==== Provided entries

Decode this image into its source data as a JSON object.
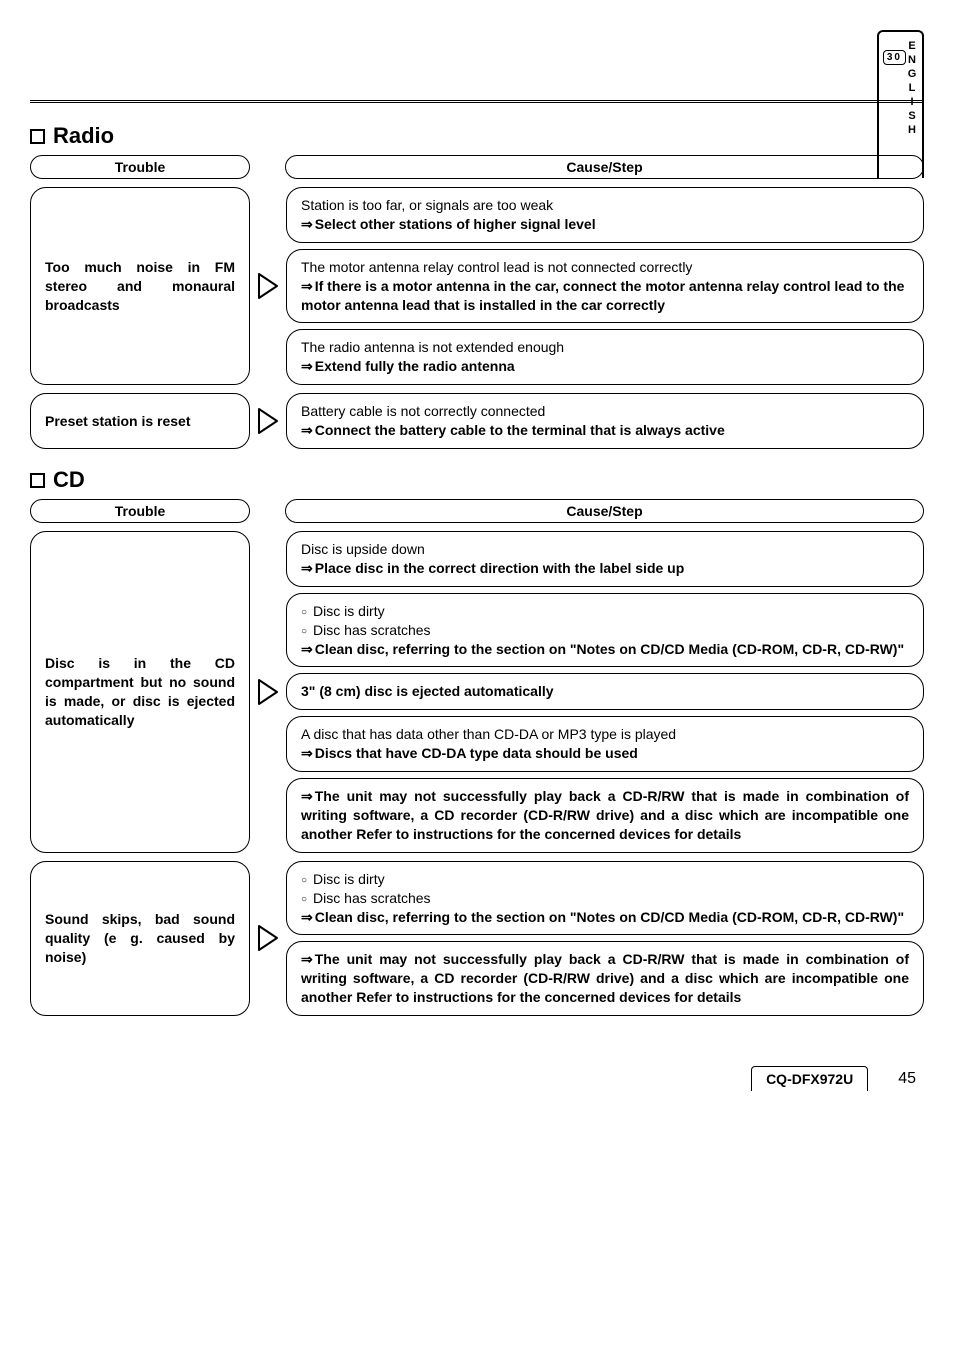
{
  "sideTab": {
    "lang": "ENGLISH",
    "page": "30"
  },
  "sections": [
    {
      "title": "Radio",
      "headers": {
        "trouble": "Trouble",
        "cause": "Cause/Step"
      },
      "rows": [
        {
          "trouble": "Too much noise in FM stereo and monaural broadcasts",
          "causes": [
            {
              "lines": [
                {
                  "type": "plain",
                  "text": "Station is too far, or signals are too weak"
                },
                {
                  "type": "step",
                  "text": "Select other stations of higher signal level"
                }
              ]
            },
            {
              "lines": [
                {
                  "type": "plain",
                  "text": "The motor antenna relay control lead is not connected correctly"
                },
                {
                  "type": "step",
                  "text": "If there is a motor antenna in the car, connect the motor antenna relay control lead to the motor antenna lead that is installed in the car correctly"
                }
              ]
            },
            {
              "lines": [
                {
                  "type": "plain",
                  "text": "The radio antenna is not extended enough"
                },
                {
                  "type": "step",
                  "text": "Extend fully the radio antenna"
                }
              ]
            }
          ]
        },
        {
          "trouble": "Preset station is reset",
          "causes": [
            {
              "lines": [
                {
                  "type": "plain",
                  "text": "Battery cable is not correctly connected"
                },
                {
                  "type": "step",
                  "text": "Connect the battery cable to the terminal that is always active"
                }
              ]
            }
          ]
        }
      ]
    },
    {
      "title": "CD",
      "headers": {
        "trouble": "Trouble",
        "cause": "Cause/Step"
      },
      "rows": [
        {
          "trouble": "Disc is in the CD compartment but no sound is made, or disc is ejected automatically",
          "causes": [
            {
              "lines": [
                {
                  "type": "plain",
                  "text": "Disc is upside down"
                },
                {
                  "type": "step",
                  "text": "Place disc in the correct direction with the label side up"
                }
              ]
            },
            {
              "lines": [
                {
                  "type": "bullet",
                  "text": "Disc is dirty"
                },
                {
                  "type": "bullet",
                  "text": "Disc has scratches"
                },
                {
                  "type": "step",
                  "justify": true,
                  "text": "Clean disc, referring to the section on \"Notes on CD/CD Media (CD-ROM, CD-R, CD-RW)\""
                }
              ]
            },
            {
              "lines": [
                {
                  "type": "stepOnly",
                  "text": "3\" (8 cm) disc is ejected automatically"
                }
              ]
            },
            {
              "lines": [
                {
                  "type": "plain",
                  "text": "A disc that has data other than CD-DA or MP3 type is played"
                },
                {
                  "type": "step",
                  "text": "Discs that have CD-DA type data should be used"
                }
              ]
            },
            {
              "lines": [
                {
                  "type": "step",
                  "justify": true,
                  "text": "The unit may not successfully play back a CD-R/RW that is made in combination of writing software, a CD recorder (CD-R/RW drive) and a disc which are incompatible one another  Refer to instructions for the concerned devices for details"
                }
              ]
            }
          ]
        },
        {
          "trouble": "Sound skips, bad sound quality (e g. caused by noise)",
          "causes": [
            {
              "lines": [
                {
                  "type": "bullet",
                  "text": "Disc is dirty"
                },
                {
                  "type": "bullet",
                  "text": "Disc has scratches"
                },
                {
                  "type": "step",
                  "justify": true,
                  "text": "Clean disc, referring to the section on \"Notes on CD/CD Media (CD-ROM, CD-R, CD-RW)\""
                }
              ]
            },
            {
              "lines": [
                {
                  "type": "step",
                  "justify": true,
                  "text": "The unit may not successfully play back a CD-R/RW that is made in combination of writing software, a CD recorder (CD-R/RW drive) and a disc which are incompatible one another  Refer to instructions for the concerned devices for details"
                }
              ]
            }
          ]
        }
      ]
    }
  ],
  "footer": {
    "model": "CQ-DFX972U",
    "page": "45"
  }
}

========

Work required -
All of the data needs repeating exactly, but the pictures do not.

Result of this exercise -
Decode this image into its source data as a JSON object.
{
  "sideTab": {
    "lang": "ENGLISH",
    "page": "30"
  },
  "sections": [
    {
      "title": "Radio",
      "headers": {
        "trouble": "Trouble",
        "cause": "Cause/Step"
      },
      "rows": [
        {
          "trouble": "Too much noise in FM stereo and monaural broadcasts",
          "causes": [
            {
              "lines": [
                {
                  "type": "plain",
                  "text": "Station is too far, or signals are too weak"
                },
                {
                  "type": "step",
                  "text": "Select other stations of higher signal level"
                }
              ]
            },
            {
              "lines": [
                {
                  "type": "plain",
                  "text": "The motor antenna relay control lead is not connected correctly"
                },
                {
                  "type": "step",
                  "text": "If there is a motor antenna in the car, connect the motor antenna relay control lead to the motor antenna lead that is installed in the car correctly"
                }
              ]
            },
            {
              "lines": [
                {
                  "type": "plain",
                  "text": "The radio antenna is not extended enough"
                },
                {
                  "type": "step",
                  "text": "Extend fully the radio antenna"
                }
              ]
            }
          ]
        },
        {
          "trouble": "Preset station is reset",
          "causes": [
            {
              "lines": [
                {
                  "type": "plain",
                  "text": "Battery cable is not correctly connected"
                },
                {
                  "type": "step",
                  "text": "Connect the battery cable to the terminal that is always active"
                }
              ]
            }
          ]
        }
      ]
    },
    {
      "title": "CD",
      "headers": {
        "trouble": "Trouble",
        "cause": "Cause/Step"
      },
      "rows": [
        {
          "trouble": "Disc is in the CD compartment but no sound is made, or disc is ejected automatically",
          "causes": [
            {
              "lines": [
                {
                  "type": "plain",
                  "text": "Disc is upside down"
                },
                {
                  "type": "step",
                  "text": "Place disc in the correct direction with the label side up"
                }
              ]
            },
            {
              "lines": [
                {
                  "type": "bullet",
                  "text": "Disc is dirty"
                },
                {
                  "type": "bullet",
                  "text": "Disc has scratches"
                },
                {
                  "type": "step",
                  "justify": true,
                  "text": "Clean disc, referring to the section on \"Notes on CD/CD Media (CD-ROM, CD-R, CD-RW)\""
                }
              ]
            },
            {
              "lines": [
                {
                  "type": "stepOnly",
                  "text": "3\" (8 cm) disc is ejected automatically"
                }
              ]
            },
            {
              "lines": [
                {
                  "type": "plain",
                  "text": "A disc that has data other than CD-DA or MP3 type is played"
                },
                {
                  "type": "step",
                  "text": "Discs that have CD-DA type data should be used"
                }
              ]
            },
            {
              "lines": [
                {
                  "type": "step",
                  "justify": true,
                  "text": "The unit may not successfully play back a CD-R/RW that is made in combination of writing software, a CD recorder (CD-R/RW drive) and a disc which are incompatible one another  Refer to instructions for the concerned devices for details"
                }
              ]
            }
          ]
        },
        {
          "trouble": "Sound skips, bad sound quality (e g. caused by noise)",
          "causes": [
            {
              "lines": [
                {
                  "type": "bullet",
                  "text": "Disc is dirty"
                },
                {
                  "type": "bullet",
                  "text": "Disc has scratches"
                },
                {
                  "type": "step",
                  "justify": true,
                  "text": "Clean disc, referring to the section on \"Notes on CD/CD Media (CD-ROM, CD-R, CD-RW)\""
                }
              ]
            },
            {
              "lines": [
                {
                  "type": "step",
                  "justify": true,
                  "text": "The unit may not successfully play back a CD-R/RW that is made in combination of writing software, a CD recorder (CD-R/RW drive) and a disc which are incompatible one another  Refer to instructions for the concerned devices for details"
                }
              ]
            }
          ]
        }
      ]
    }
  ],
  "footer": {
    "model": "CQ-DFX972U",
    "page": "45"
  }
}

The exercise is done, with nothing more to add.